**Goal:**
Count how many lines contain "text" and reply with that number only.

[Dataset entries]
▬▬▬▬▬▬▬▬▬▬

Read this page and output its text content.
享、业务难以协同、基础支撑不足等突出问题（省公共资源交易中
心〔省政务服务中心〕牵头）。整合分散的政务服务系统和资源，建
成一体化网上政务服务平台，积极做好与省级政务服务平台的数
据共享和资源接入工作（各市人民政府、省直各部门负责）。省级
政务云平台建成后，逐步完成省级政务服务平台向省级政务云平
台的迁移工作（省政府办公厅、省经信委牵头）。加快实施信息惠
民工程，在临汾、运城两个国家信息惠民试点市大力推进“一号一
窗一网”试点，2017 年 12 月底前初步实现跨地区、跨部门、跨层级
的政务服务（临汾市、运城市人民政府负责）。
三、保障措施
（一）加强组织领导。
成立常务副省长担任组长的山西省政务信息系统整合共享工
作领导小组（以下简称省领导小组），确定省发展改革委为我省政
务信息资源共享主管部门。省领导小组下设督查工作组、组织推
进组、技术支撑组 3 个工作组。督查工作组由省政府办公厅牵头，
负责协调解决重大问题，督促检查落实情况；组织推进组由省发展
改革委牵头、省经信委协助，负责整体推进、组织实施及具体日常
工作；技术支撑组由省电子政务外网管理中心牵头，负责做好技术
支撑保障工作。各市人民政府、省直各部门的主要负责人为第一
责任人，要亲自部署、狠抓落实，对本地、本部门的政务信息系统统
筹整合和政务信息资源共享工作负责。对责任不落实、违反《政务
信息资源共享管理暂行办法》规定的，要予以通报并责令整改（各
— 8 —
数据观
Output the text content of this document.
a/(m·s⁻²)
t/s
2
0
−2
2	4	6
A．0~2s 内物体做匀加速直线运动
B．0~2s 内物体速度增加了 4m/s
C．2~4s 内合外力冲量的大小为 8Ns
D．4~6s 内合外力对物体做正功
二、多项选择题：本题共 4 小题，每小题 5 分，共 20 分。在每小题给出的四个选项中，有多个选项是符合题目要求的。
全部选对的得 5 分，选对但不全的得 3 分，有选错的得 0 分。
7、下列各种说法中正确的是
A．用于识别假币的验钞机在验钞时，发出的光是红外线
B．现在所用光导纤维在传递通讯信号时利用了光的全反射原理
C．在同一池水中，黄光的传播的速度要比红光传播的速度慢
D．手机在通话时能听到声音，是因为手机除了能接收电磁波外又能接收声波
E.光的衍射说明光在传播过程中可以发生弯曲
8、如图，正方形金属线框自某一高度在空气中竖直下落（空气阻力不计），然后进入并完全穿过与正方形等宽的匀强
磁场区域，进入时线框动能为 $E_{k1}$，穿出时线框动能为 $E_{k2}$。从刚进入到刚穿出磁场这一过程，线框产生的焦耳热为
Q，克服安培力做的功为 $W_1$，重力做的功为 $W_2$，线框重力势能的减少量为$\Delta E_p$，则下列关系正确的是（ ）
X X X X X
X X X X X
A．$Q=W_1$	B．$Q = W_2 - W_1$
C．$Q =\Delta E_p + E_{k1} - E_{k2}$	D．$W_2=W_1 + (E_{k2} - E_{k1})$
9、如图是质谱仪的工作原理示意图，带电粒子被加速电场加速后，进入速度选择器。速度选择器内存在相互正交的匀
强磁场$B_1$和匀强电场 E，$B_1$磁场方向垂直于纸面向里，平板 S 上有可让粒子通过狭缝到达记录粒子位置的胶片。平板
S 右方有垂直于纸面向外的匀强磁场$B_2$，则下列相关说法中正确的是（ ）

▬▬▬▬▬▬▬▬▬▬

**Result of this exercise:**
2